• **EXERCISE OBJECTIVE**: Copy each line of the data below with the word "model".

┏━━

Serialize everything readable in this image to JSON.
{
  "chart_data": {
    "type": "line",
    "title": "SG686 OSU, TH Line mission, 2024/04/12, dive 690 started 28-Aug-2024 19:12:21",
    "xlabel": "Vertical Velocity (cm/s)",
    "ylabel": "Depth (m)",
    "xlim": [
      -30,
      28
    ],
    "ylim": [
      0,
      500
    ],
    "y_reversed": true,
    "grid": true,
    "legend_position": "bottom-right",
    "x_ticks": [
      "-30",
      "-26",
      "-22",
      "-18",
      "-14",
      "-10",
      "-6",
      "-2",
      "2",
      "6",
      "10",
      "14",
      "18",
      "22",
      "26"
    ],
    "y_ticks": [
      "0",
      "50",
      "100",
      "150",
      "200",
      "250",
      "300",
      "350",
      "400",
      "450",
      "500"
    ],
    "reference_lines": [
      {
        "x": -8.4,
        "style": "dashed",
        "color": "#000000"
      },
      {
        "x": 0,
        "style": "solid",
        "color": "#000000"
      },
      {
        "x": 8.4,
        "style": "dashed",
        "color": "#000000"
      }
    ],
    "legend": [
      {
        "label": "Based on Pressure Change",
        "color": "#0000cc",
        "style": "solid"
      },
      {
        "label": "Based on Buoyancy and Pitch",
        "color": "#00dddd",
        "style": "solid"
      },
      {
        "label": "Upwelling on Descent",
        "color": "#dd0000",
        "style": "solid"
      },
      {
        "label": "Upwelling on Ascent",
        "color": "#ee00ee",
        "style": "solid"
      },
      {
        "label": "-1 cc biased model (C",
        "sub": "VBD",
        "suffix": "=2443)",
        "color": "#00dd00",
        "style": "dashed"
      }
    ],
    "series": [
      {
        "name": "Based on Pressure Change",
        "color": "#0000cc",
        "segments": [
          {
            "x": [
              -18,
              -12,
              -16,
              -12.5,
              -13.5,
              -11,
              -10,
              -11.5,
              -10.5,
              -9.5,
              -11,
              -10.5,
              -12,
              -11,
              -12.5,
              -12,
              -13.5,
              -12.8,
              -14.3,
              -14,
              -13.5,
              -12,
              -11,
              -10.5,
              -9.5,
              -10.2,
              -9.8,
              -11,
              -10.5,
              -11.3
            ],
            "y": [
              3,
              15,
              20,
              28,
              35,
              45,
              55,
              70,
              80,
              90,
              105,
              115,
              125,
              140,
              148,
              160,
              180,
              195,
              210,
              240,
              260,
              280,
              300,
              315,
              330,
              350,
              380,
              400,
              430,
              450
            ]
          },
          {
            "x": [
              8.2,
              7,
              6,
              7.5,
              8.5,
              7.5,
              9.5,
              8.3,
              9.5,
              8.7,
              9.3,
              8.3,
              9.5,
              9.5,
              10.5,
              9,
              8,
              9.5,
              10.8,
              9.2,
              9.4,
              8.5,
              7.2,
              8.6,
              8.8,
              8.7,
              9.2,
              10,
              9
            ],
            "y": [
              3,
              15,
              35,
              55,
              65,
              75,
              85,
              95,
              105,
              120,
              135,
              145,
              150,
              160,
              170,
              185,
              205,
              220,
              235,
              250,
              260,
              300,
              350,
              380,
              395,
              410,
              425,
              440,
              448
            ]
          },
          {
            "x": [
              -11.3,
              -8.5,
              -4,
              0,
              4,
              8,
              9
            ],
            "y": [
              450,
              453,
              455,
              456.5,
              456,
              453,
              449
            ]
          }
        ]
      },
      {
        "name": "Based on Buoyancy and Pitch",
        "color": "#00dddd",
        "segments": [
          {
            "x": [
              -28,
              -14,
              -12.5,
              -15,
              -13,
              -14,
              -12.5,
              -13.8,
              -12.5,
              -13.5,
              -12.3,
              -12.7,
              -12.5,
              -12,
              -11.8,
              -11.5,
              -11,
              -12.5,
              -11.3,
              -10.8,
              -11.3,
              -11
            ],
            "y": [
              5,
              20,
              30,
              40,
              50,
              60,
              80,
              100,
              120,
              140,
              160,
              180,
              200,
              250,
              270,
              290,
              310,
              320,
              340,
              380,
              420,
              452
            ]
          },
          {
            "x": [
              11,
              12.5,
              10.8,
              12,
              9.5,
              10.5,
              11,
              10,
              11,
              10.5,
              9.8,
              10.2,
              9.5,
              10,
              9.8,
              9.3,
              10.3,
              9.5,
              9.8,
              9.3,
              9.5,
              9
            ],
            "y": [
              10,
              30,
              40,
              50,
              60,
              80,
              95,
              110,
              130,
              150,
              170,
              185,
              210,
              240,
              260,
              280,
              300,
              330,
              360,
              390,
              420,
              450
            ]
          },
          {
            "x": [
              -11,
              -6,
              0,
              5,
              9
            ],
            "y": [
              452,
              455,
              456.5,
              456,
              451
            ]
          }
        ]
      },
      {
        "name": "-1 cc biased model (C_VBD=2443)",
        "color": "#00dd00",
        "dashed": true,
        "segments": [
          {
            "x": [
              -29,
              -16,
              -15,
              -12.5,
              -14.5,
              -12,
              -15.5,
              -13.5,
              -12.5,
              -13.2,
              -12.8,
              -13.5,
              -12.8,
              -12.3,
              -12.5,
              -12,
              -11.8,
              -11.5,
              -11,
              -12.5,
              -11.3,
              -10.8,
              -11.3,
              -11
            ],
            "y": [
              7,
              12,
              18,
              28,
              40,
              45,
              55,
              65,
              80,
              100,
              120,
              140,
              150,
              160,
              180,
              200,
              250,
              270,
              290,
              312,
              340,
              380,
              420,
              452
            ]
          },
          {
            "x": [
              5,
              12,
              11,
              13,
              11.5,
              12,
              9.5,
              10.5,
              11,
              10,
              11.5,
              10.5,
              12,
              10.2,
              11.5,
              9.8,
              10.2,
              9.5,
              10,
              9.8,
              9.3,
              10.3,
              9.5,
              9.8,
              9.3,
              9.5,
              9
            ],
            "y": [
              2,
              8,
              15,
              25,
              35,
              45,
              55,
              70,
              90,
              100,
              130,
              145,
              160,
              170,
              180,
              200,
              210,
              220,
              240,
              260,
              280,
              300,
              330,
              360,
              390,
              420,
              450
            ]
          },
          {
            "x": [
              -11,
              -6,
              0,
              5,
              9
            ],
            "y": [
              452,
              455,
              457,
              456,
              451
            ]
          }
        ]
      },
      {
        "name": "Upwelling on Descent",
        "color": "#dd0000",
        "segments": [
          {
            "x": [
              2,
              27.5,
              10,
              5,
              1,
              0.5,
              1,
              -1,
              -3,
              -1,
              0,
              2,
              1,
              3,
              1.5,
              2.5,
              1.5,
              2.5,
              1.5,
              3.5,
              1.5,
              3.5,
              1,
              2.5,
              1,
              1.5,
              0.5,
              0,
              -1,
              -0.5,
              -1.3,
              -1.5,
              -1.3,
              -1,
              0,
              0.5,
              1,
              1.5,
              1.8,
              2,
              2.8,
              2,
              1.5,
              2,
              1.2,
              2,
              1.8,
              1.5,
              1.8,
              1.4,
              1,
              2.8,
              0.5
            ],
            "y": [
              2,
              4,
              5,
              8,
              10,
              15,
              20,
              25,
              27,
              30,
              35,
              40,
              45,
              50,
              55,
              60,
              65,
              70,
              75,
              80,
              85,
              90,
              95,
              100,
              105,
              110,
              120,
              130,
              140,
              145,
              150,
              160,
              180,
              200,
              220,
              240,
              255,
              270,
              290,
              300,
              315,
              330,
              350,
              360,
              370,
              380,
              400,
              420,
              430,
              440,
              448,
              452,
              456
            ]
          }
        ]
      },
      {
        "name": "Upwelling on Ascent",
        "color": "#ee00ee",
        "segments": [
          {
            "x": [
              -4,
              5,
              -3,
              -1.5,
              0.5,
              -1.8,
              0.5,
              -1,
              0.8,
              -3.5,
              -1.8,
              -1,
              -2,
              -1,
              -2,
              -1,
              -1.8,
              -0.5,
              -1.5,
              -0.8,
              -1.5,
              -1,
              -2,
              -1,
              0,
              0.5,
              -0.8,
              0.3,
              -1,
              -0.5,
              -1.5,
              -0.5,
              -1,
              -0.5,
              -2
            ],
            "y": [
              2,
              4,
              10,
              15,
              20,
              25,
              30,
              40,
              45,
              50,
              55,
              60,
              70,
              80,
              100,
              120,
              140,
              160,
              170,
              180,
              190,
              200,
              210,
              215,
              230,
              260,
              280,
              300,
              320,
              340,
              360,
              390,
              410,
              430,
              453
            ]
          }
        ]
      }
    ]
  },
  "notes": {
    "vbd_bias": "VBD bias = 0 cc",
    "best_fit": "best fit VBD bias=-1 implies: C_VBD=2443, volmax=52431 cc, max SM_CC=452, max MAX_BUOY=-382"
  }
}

┗━━

• **TASK SOLUTION**:
        "label": "-1 cc biased model (C",
        "name": "-1 cc biased model (C_VBD=2443)",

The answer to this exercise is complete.